§ **TASK**: Transcribe the material in full, exactly as written.

Data items
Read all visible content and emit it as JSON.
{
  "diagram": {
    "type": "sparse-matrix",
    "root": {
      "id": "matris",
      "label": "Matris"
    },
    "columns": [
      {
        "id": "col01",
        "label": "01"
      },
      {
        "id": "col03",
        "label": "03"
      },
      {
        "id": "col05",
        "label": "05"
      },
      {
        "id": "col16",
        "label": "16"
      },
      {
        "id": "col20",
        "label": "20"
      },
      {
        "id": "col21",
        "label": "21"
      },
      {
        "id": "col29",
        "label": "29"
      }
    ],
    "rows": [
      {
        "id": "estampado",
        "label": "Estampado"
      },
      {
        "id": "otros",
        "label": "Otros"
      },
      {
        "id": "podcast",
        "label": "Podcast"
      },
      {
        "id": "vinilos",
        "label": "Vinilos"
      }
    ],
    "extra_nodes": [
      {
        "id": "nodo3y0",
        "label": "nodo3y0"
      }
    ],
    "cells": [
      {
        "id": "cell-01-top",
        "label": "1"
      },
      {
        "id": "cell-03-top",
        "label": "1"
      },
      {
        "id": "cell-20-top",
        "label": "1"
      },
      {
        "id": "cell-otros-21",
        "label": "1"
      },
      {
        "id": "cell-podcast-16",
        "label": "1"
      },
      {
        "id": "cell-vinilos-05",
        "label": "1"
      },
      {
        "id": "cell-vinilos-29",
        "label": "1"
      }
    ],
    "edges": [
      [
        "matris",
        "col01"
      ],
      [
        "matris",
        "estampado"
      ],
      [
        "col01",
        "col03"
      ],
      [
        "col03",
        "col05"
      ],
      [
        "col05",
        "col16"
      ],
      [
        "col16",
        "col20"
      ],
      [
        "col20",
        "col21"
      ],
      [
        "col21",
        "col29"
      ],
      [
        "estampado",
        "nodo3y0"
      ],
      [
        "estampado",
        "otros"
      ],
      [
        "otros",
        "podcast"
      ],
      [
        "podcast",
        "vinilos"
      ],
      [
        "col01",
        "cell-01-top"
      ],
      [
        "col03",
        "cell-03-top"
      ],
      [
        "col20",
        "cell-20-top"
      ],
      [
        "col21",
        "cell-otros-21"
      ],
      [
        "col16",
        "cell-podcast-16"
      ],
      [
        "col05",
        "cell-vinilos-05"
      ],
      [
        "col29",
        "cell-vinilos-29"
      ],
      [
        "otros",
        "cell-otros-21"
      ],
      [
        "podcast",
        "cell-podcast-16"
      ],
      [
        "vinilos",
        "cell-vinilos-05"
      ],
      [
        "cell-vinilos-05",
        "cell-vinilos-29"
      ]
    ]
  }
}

§ **REPLY TO THE TASK**:
Read all visible content and emit it as JSON.
{
  "diagram": {
    "type": "sparse-matrix",
    "root": {
      "id": "matris",
      "label": "Matris"
    },
    "columns": [
      {
        "id": "col01",
        "label": "01"
      },
      {
        "id": "col03",
        "label": "03"
      },
      {
        "id": "col05",
        "label": "05"
      },
      {
        "id": "col16",
        "label": "16"
      },
      {
        "id": "col20",
        "label": "20"
      },
      {
        "id": "col21",
        "label": "21"
      },
      {
        "id": "col29",
        "label": "29"
      }
    ],
    "rows": [
      {
        "id": "estampado",
        "label": "Estampado"
      },
      {
        "id": "otros",
        "label": "Otros"
      },
      {
        "id": "podcast",
        "label": "Podcast"
      },
      {
        "id": "vinilos",
        "label": "Vinilos"
      }
    ],
    "extra_nodes": [
      {
        "id": "nodo3y0",
        "label": "nodo3y0"
      }
    ],
    "cells": [
      {
        "id": "cell-01-top",
        "label": "1"
      },
      {
        "id": "cell-03-top",
        "label": "1"
      },
      {
        "id": "cell-20-top",
        "label": "1"
      },
      {
        "id": "cell-otros-21",
        "label": "1"
      },
      {
        "id": "cell-podcast-16",
        "label": "1"
      },
      {
        "id": "cell-vinilos-05",
        "label": "1"
      },
      {
        "id": "cell-vinilos-29",
        "label": "1"
      }
    ],
    "edges": [
      [
        "matris",
        "col01"
      ],
      [
        "matris",
        "estampado"
      ],
      [
        "col01",
        "col03"
      ],
      [
        "col03",
        "col05"
      ],
      [
        "col05",
        "col16"
      ],
      [
        "col16",
        "col20"
      ],
      [
        "col20",
        "col21"
      ],
      [
        "col21",
        "col29"
      ],
      [
        "estampado",
        "nodo3y0"
      ],
      [
        "estampado",
        "otros"
      ],
      [
        "otros",
        "podcast"
      ],
      [
        "podcast",
        "vinilos"
      ],
      [
        "col01",
        "cell-01-top"
      ],
      [
        "col03",
        "cell-03-top"
      ],
      [
        "col20",
        "cell-20-top"
      ],
      [
        "col21",
        "cell-otros-21"
      ],
      [
        "col16",
        "cell-podcast-16"
      ],
      [
        "col05",
        "cell-vinilos-05"
      ],
      [
        "col29",
        "cell-vinilos-29"
      ],
      [
        "otros",
        "cell-otros-21"
      ],
      [
        "podcast",
        "cell-podcast-16"
      ],
      [
        "vinilos",
        "cell-vinilos-05"
      ],
      [
        "cell-vinilos-05",
        "cell-vinilos-29"
      ]
    ]
  }
}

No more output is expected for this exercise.